EXTRACTED TEXT:
= = =
Heh, I actually consider Elgar's 1st symphony and violin concerto as able to compete with their respective best in class. Canadian, btw.


----------



## LindnerianSea

Symphony no. 4 in E minor by Brahms.... conducted by Kleiber.


----------



## Vesteralen

Canadian Sunset by Hugo Winterhalter


----------



## Jaredpi

Brandenburg concerto no.3 by Bach.


----------



## Baeron

Hard to Pick one, but I would say Mahler's 9th Symphony


----------



## astronautnic

Brahms 4th with Chailly and Concertgebouw Amsterdam


----------



## LFTBR

Pieces come and go, but I always cherish my time with:

Mahler 9th Symphony.
Beethoven 4th Symphony.

I find them inexhaustibly irresistible! Chock full of new things awaiting my discovery, no matter how many times I listen.

LFTBR

http://www.listeningfromthebackrow.com


----------



## csolomonholmes

I just discovered this composer - Kalevi Aho. His symphony #5 just about blew my mind! It just builds and builds. Very intense!
= = =
(Labeled box records)
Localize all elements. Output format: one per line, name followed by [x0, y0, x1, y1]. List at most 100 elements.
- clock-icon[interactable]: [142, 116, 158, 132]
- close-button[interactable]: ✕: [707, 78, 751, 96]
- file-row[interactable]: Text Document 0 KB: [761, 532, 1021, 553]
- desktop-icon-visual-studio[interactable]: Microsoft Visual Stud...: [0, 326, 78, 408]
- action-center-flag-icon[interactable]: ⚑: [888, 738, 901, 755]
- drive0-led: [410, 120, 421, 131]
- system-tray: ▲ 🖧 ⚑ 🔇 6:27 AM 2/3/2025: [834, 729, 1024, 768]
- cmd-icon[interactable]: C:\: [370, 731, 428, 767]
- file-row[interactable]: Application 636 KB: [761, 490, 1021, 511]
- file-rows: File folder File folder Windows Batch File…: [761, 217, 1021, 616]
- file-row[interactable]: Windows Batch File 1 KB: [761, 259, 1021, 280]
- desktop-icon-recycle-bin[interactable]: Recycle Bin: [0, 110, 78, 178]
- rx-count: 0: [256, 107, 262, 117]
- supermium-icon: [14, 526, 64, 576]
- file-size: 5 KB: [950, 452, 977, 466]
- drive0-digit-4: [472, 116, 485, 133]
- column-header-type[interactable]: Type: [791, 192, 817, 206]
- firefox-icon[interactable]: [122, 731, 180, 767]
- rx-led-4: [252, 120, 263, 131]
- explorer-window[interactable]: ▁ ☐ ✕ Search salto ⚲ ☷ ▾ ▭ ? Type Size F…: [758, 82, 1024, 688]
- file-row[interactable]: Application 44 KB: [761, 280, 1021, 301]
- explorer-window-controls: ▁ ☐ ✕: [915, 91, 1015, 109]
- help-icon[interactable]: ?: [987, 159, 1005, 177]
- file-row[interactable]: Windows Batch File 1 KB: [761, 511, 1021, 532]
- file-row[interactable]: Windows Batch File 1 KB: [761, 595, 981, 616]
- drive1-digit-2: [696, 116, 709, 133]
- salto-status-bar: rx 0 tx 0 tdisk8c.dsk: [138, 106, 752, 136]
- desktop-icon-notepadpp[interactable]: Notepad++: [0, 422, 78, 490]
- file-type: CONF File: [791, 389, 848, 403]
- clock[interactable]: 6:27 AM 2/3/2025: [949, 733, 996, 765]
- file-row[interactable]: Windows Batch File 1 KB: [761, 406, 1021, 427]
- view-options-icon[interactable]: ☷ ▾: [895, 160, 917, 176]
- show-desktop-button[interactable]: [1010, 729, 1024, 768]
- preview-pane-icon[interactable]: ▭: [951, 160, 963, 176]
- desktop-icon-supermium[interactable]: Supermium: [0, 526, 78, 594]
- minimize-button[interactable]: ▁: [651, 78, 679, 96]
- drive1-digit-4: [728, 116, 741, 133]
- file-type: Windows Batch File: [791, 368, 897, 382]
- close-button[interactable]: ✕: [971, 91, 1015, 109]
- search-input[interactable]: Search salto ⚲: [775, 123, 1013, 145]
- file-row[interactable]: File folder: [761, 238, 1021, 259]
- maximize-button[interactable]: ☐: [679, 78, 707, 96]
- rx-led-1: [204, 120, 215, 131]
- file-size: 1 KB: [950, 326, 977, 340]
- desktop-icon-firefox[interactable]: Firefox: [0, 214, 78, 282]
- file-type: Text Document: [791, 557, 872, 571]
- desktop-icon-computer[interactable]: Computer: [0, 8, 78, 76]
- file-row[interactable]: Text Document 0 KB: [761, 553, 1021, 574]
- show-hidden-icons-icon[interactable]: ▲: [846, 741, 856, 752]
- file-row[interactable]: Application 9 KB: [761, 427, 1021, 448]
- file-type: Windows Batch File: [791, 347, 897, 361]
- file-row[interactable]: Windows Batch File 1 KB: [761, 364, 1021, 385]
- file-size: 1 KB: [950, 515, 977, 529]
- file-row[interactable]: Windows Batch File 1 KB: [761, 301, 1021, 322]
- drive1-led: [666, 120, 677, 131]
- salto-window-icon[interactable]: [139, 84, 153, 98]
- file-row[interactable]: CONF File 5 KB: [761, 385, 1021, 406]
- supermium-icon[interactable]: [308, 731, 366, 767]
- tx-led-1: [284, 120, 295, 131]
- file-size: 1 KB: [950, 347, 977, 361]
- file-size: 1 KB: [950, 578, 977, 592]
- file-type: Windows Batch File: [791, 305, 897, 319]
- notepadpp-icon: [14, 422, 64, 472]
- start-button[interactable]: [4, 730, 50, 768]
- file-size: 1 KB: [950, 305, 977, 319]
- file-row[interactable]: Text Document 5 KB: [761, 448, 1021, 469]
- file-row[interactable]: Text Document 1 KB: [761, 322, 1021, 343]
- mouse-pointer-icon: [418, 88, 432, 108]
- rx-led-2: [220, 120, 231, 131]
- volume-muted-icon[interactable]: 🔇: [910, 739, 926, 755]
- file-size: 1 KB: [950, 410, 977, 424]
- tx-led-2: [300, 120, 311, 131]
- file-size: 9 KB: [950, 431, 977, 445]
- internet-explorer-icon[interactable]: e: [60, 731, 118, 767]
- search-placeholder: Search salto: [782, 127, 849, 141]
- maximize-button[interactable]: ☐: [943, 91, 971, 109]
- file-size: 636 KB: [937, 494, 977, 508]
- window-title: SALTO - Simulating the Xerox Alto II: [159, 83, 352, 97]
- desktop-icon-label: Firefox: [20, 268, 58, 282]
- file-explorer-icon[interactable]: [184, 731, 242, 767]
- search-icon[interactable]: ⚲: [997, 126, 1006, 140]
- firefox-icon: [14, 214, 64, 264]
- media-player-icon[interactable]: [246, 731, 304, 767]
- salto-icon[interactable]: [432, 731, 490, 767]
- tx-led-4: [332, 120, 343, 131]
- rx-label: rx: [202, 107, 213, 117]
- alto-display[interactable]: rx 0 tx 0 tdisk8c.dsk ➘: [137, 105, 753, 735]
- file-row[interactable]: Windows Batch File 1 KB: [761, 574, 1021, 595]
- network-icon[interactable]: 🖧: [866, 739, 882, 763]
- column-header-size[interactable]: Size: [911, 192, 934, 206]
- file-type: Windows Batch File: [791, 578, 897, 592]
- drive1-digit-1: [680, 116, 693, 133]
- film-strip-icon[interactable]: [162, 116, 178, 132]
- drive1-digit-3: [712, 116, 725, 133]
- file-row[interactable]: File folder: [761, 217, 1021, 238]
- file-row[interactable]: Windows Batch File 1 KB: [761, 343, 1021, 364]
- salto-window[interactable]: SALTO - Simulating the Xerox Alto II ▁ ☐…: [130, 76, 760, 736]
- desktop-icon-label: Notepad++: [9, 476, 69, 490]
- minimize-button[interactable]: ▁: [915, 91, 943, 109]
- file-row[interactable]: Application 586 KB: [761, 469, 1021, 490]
= = =
WHAT THIS EXERCISE ASKS:
1. Can you retype the thread on favorite classical pieces, starting at "Mahler 9th Symphony." and ending at "times I listen."?
2. Could you echo the records word for word, starting at their first line and ending at the line that contains "- firefox-icon[interactable]: [122, 731, 180, 767]"?
The records bear no relation to the thread.

SOLUTION SET:
1.
Mahler 9th Symphony.
Beethoven 4th Symphony.

I find them inexhaustibly irresistible! Chock full of new things awaiting my discovery, no matter how many times I listen.

2.
Localize all elements. Output format: one per line, name followed by [x0, y0, x1, y1]. List at most 100 elements.
- clock-icon[interactable]: [142, 116, 158, 132]
- close-button[interactable]: ✕: [707, 78, 751, 96]
- file-row[interactable]: Text Document 0 KB: [761, 532, 1021, 553]
- desktop-icon-visual-studio[interactable]: Microsoft Visual Stud...: [0, 326, 78, 408]
- action-center-flag-icon[interactable]: ⚑: [888, 738, 901, 755]
- drive0-led: [410, 120, 421, 131]
- system-tray: ▲ 🖧 ⚑ 🔇 6:27 AM 2/3/2025: [834, 729, 1024, 768]
- cmd-icon[interactable]: C:\: [370, 731, 428, 767]
- file-row[interactable]: Application 636 KB: [761, 490, 1021, 511]
- file-rows: File folder File folder Windows Batch File…: [761, 217, 1021, 616]
- file-row[interactable]: Windows Batch File 1 KB: [761, 259, 1021, 280]
- desktop-icon-recycle-bin[interactable]: Recycle Bin: [0, 110, 78, 178]
- rx-count: 0: [256, 107, 262, 117]
- supermium-icon: [14, 526, 64, 576]
- file-size: 5 KB: [950, 452, 977, 466]
- drive0-digit-4: [472, 116, 485, 133]
- column-header-type[interactable]: Type: [791, 192, 817, 206]
- firefox-icon[interactable]: [122, 731, 180, 767]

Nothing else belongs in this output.